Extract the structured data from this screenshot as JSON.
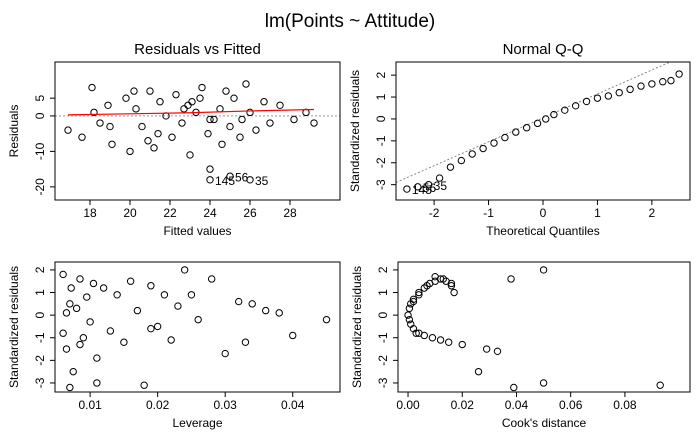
{
  "title": "lm(Points ~ Attitude)",
  "chart_data": [
    {
      "type": "scatter",
      "title": "Residuals vs Fitted",
      "x_label": "Fitted values",
      "y_label": "Residuals",
      "x": [
        16.9,
        17.6,
        18.1,
        18.2,
        18.9,
        19.1,
        19.8,
        20.0,
        20.3,
        20.6,
        21.0,
        21.2,
        21.5,
        21.8,
        22.1,
        22.3,
        22.6,
        22.9,
        23.0,
        23.3,
        23.6,
        23.9,
        24.0,
        24.2,
        24.5,
        24.8,
        25.0,
        25.2,
        25.5,
        25.8,
        26.0,
        26.3,
        26.7,
        27.0,
        27.5,
        28.2,
        28.8,
        29.2,
        24.0,
        24.0,
        25.0,
        26.0,
        19.0,
        20.2,
        21.4,
        22.7,
        23.5,
        24.6,
        25.6,
        18.5,
        20.9,
        23.1
      ],
      "values": [
        -4,
        -6,
        8,
        1,
        3,
        -8,
        5,
        -10,
        2,
        -3,
        7,
        -9,
        4,
        0,
        -6,
        6,
        -2,
        3,
        -11,
        1,
        8,
        -5,
        -15,
        -1,
        2,
        7,
        -3,
        5,
        -6,
        9,
        1,
        -4,
        4,
        -2,
        3,
        -1,
        1,
        -2,
        -18,
        -1,
        -17,
        -18,
        -3,
        7,
        -5,
        2,
        5,
        -8,
        -1,
        -2,
        -7,
        4
      ],
      "smooth": {
        "color": "#ff0000",
        "x": [
          16.9,
          20,
          23,
          26,
          29.2
        ],
        "values": [
          0.3,
          0.6,
          0.9,
          1.4,
          1.8
        ]
      },
      "hline": 0,
      "annotations": [
        {
          "text": "145",
          "x": 24.0,
          "y": -18
        },
        {
          "text": "56",
          "x": 25.0,
          "y": -17
        },
        {
          "text": "35",
          "x": 26.0,
          "y": -18
        }
      ],
      "xlim": [
        16.25,
        30.5
      ],
      "xticks": [
        18,
        20,
        22,
        24,
        26,
        28
      ],
      "ylim": [
        -23.7,
        15.2
      ],
      "yticks": [
        -20,
        -10,
        0,
        5
      ]
    },
    {
      "type": "scatter",
      "title": "Normal Q-Q",
      "x_label": "Theoretical Quantiles",
      "y_label": "Standardized residuals",
      "x": [
        -2.5,
        -2.3,
        -2.1,
        -1.9,
        -1.7,
        -1.5,
        -1.3,
        -1.1,
        -0.9,
        -0.7,
        -0.5,
        -0.3,
        -0.1,
        0.05,
        0.2,
        0.4,
        0.6,
        0.8,
        1.0,
        1.2,
        1.4,
        1.6,
        1.8,
        2.0,
        2.2,
        2.35,
        2.5
      ],
      "values": [
        -3.2,
        -3.1,
        -3.0,
        -2.7,
        -2.2,
        -1.9,
        -1.6,
        -1.35,
        -1.1,
        -0.85,
        -0.6,
        -0.4,
        -0.2,
        0,
        0.2,
        0.4,
        0.6,
        0.8,
        0.95,
        1.05,
        1.2,
        1.35,
        1.5,
        1.6,
        1.7,
        1.75,
        2.05
      ],
      "ref_line": {
        "x": [
          -2.7,
          2.7
        ],
        "values": [
          -2.9,
          3.0
        ]
      },
      "annotations": [
        {
          "text": "145",
          "x": -2.5,
          "y": -3.2
        },
        {
          "text": "56",
          "x": -2.3,
          "y": -3.1
        },
        {
          "text": "35",
          "x": -2.1,
          "y": -3.0
        }
      ],
      "xlim": [
        -2.7,
        2.7
      ],
      "xticks": [
        -2,
        -1,
        0,
        1,
        2
      ],
      "ylim": [
        -3.7,
        2.6
      ],
      "yticks": [
        -3,
        -2,
        -1,
        0,
        1,
        2
      ]
    },
    {
      "type": "scatter",
      "title": "",
      "x_label": "Leverage",
      "y_label": "Standardized residuals",
      "x": [
        0.006,
        0.0065,
        0.007,
        0.0072,
        0.0075,
        0.008,
        0.0085,
        0.009,
        0.0095,
        0.01,
        0.0105,
        0.011,
        0.012,
        0.013,
        0.014,
        0.015,
        0.016,
        0.017,
        0.018,
        0.019,
        0.02,
        0.021,
        0.022,
        0.023,
        0.024,
        0.025,
        0.026,
        0.028,
        0.03,
        0.032,
        0.033,
        0.034,
        0.036,
        0.038,
        0.04,
        0.045,
        0.006,
        0.007,
        0.0085,
        0.011,
        0.019,
        0.0065
      ],
      "values": [
        1.8,
        -1.5,
        0.5,
        1.2,
        -2.5,
        0.3,
        1.6,
        -1,
        0.8,
        -0.3,
        1.4,
        -1.9,
        1.2,
        -0.7,
        0.9,
        -1.2,
        1.5,
        0.2,
        -3.1,
        1.3,
        -0.5,
        0.9,
        -1.1,
        0.4,
        2.0,
        0.9,
        -0.2,
        1.6,
        -1.7,
        0.6,
        -1.2,
        0.5,
        0.2,
        0.1,
        -0.9,
        -0.2,
        -0.8,
        -3.2,
        -1.3,
        -3.0,
        -0.6,
        0.1
      ],
      "xlim": [
        0.0048,
        0.047
      ],
      "xticks": [
        0.01,
        0.02,
        0.03,
        0.04
      ],
      "ylim": [
        -3.4,
        2.35
      ],
      "yticks": [
        -3,
        -2,
        -1,
        0,
        1,
        2
      ]
    },
    {
      "type": "scatter",
      "title": "",
      "x_label": "Cook's distance",
      "y_label": "Standardized residuals",
      "x": [
        0.0,
        0.0005,
        0.001,
        0.002,
        0.003,
        0.004,
        0.006,
        0.008,
        0.01,
        0.012,
        0.014,
        0.016,
        0.017,
        0.015,
        0.012,
        0.009,
        0.006,
        0.004,
        0.002,
        0.001,
        0.0005,
        0.002,
        0.004,
        0.007,
        0.01,
        0.013,
        0.016,
        0.02,
        0.026,
        0.029,
        0.033,
        0.038,
        0.039,
        0.05,
        0.05,
        0.093
      ],
      "values": [
        0,
        0.3,
        -0.4,
        0.7,
        -0.8,
        1.0,
        1.2,
        1.4,
        1.5,
        1.6,
        1.5,
        1.3,
        1.0,
        -1.2,
        -1.1,
        -1.0,
        -0.9,
        -0.8,
        -0.6,
        0.5,
        -0.2,
        0.6,
        0.9,
        1.3,
        1.7,
        1.6,
        1.4,
        -1.3,
        -2.5,
        -1.5,
        -1.6,
        1.6,
        -3.2,
        2.0,
        -3.0,
        -3.1
      ],
      "xlim": [
        -0.0037,
        0.104
      ],
      "xticks": [
        {
          "value": 0,
          "label": "0.00"
        },
        0.02,
        0.04,
        0.06,
        0.08
      ],
      "ylim": [
        -3.4,
        2.35
      ],
      "yticks": [
        -3,
        -2,
        -1,
        0,
        1,
        2
      ]
    }
  ]
}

SHORT PROBLEM:
Quote the data above in full and without alteration; skip the pictures.

EXERCISE ANSWER:
Extract the structured data from this screenshot as JSON.
{
  "title": "lm(Points ~ Attitude)",
  "chart_data": [
    {
      "type": "scatter",
      "title": "Residuals vs Fitted",
      "x_label": "Fitted values",
      "y_label": "Residuals",
      "x": [
        16.9,
        17.6,
        18.1,
        18.2,
        18.9,
        19.1,
        19.8,
        20.0,
        20.3,
        20.6,
        21.0,
        21.2,
        21.5,
        21.8,
        22.1,
        22.3,
        22.6,
        22.9,
        23.0,
        23.3,
        23.6,
        23.9,
        24.0,
        24.2,
        24.5,
        24.8,
        25.0,
        25.2,
        25.5,
        25.8,
        26.0,
        26.3,
        26.7,
        27.0,
        27.5,
        28.2,
        28.8,
        29.2,
        24.0,
        24.0,
        25.0,
        26.0,
        19.0,
        20.2,
        21.4,
        22.7,
        23.5,
        24.6,
        25.6,
        18.5,
        20.9,
        23.1
      ],
      "values": [
        -4,
        -6,
        8,
        1,
        3,
        -8,
        5,
        -10,
        2,
        -3,
        7,
        -9,
        4,
        0,
        -6,
        6,
        -2,
        3,
        -11,
        1,
        8,
        -5,
        -15,
        -1,
        2,
        7,
        -3,
        5,
        -6,
        9,
        1,
        -4,
        4,
        -2,
        3,
        -1,
        1,
        -2,
        -18,
        -1,
        -17,
        -18,
        -3,
        7,
        -5,
        2,
        5,
        -8,
        -1,
        -2,
        -7,
        4
      ],
      "smooth": {
        "color": "#ff0000",
        "x": [
          16.9,
          20,
          23,
          26,
          29.2
        ],
        "values": [
          0.3,
          0.6,
          0.9,
          1.4,
          1.8
        ]
      },
      "hline": 0,
      "annotations": [
        {
          "text": "145",
          "x": 24.0,
          "y": -18
        },
        {
          "text": "56",
          "x": 25.0,
          "y": -17
        },
        {
          "text": "35",
          "x": 26.0,
          "y": -18
        }
      ],
      "xlim": [
        16.25,
        30.5
      ],
      "xticks": [
        18,
        20,
        22,
        24,
        26,
        28
      ],
      "ylim": [
        -23.7,
        15.2
      ],
      "yticks": [
        -20,
        -10,
        0,
        5
      ]
    },
    {
      "type": "scatter",
      "title": "Normal Q-Q",
      "x_label": "Theoretical Quantiles",
      "y_label": "Standardized residuals",
      "x": [
        -2.5,
        -2.3,
        -2.1,
        -1.9,
        -1.7,
        -1.5,
        -1.3,
        -1.1,
        -0.9,
        -0.7,
        -0.5,
        -0.3,
        -0.1,
        0.05,
        0.2,
        0.4,
        0.6,
        0.8,
        1.0,
        1.2,
        1.4,
        1.6,
        1.8,
        2.0,
        2.2,
        2.35,
        2.5
      ],
      "values": [
        -3.2,
        -3.1,
        -3.0,
        -2.7,
        -2.2,
        -1.9,
        -1.6,
        -1.35,
        -1.1,
        -0.85,
        -0.6,
        -0.4,
        -0.2,
        0,
        0.2,
        0.4,
        0.6,
        0.8,
        0.95,
        1.05,
        1.2,
        1.35,
        1.5,
        1.6,
        1.7,
        1.75,
        2.05
      ],
      "ref_line": {
        "x": [
          -2.7,
          2.7
        ],
        "values": [
          -2.9,
          3.0
        ]
      },
      "annotations": [
        {
          "text": "145",
          "x": -2.5,
          "y": -3.2
        },
        {
          "text": "56",
          "x": -2.3,
          "y": -3.1
        },
        {
          "text": "35",
          "x": -2.1,
          "y": -3.0
        }
      ],
      "xlim": [
        -2.7,
        2.7
      ],
      "xticks": [
        -2,
        -1,
        0,
        1,
        2
      ],
      "ylim": [
        -3.7,
        2.6
      ],
      "yticks": [
        -3,
        -2,
        -1,
        0,
        1,
        2
      ]
    },
    {
      "type": "scatter",
      "title": "",
      "x_label": "Leverage",
      "y_label": "Standardized residuals",
      "x": [
        0.006,
        0.0065,
        0.007,
        0.0072,
        0.0075,
        0.008,
        0.0085,
        0.009,
        0.0095,
        0.01,
        0.0105,
        0.011,
        0.012,
        0.013,
        0.014,
        0.015,
        0.016,
        0.017,
        0.018,
        0.019,
        0.02,
        0.021,
        0.022,
        0.023,
        0.024,
        0.025,
        0.026,
        0.028,
        0.03,
        0.032,
        0.033,
        0.034,
        0.036,
        0.038,
        0.04,
        0.045,
        0.006,
        0.007,
        0.0085,
        0.011,
        0.019,
        0.0065
      ],
      "values": [
        1.8,
        -1.5,
        0.5,
        1.2,
        -2.5,
        0.3,
        1.6,
        -1,
        0.8,
        -0.3,
        1.4,
        -1.9,
        1.2,
        -0.7,
        0.9,
        -1.2,
        1.5,
        0.2,
        -3.1,
        1.3,
        -0.5,
        0.9,
        -1.1,
        0.4,
        2.0,
        0.9,
        -0.2,
        1.6,
        -1.7,
        0.6,
        -1.2,
        0.5,
        0.2,
        0.1,
        -0.9,
        -0.2,
        -0.8,
        -3.2,
        -1.3,
        -3.0,
        -0.6,
        0.1
      ],
      "xlim": [
        0.0048,
        0.047
      ],
      "xticks": [
        0.01,
        0.02,
        0.03,
        0.04
      ],
      "ylim": [
        -3.4,
        2.35
      ],
      "yticks": [
        -3,
        -2,
        -1,
        0,
        1,
        2
      ]
    },
    {
      "type": "scatter",
      "title": "",
      "x_label": "Cook's distance",
      "y_label": "Standardized residuals",
      "x": [
        0.0,
        0.0005,
        0.001,
        0.002,
        0.003,
        0.004,
        0.006,
        0.008,
        0.01,
        0.012,
        0.014,
        0.016,
        0.017,
        0.015,
        0.012,
        0.009,
        0.006,
        0.004,
        0.002,
        0.001,
        0.0005,
        0.002,
        0.004,
        0.007,
        0.01,
        0.013,
        0.016,
        0.02,
        0.026,
        0.029,
        0.033,
        0.038,
        0.039,
        0.05,
        0.05,
        0.093
      ],
      "values": [
        0,
        0.3,
        -0.4,
        0.7,
        -0.8,
        1.0,
        1.2,
        1.4,
        1.5,
        1.6,
        1.5,
        1.3,
        1.0,
        -1.2,
        -1.1,
        -1.0,
        -0.9,
        -0.8,
        -0.6,
        0.5,
        -0.2,
        0.6,
        0.9,
        1.3,
        1.7,
        1.6,
        1.4,
        -1.3,
        -2.5,
        -1.5,
        -1.6,
        1.6,
        -3.2,
        2.0,
        -3.0,
        -3.1
      ],
      "xlim": [
        -0.0037,
        0.104
      ],
      "xticks": [
        {
          "value": 0,
          "label": "0.00"
        },
        0.02,
        0.04,
        0.06,
        0.08
      ],
      "ylim": [
        -3.4,
        2.35
      ],
      "yticks": [
        -3,
        -2,
        -1,
        0,
        1,
        2
      ]
    }
  ]
}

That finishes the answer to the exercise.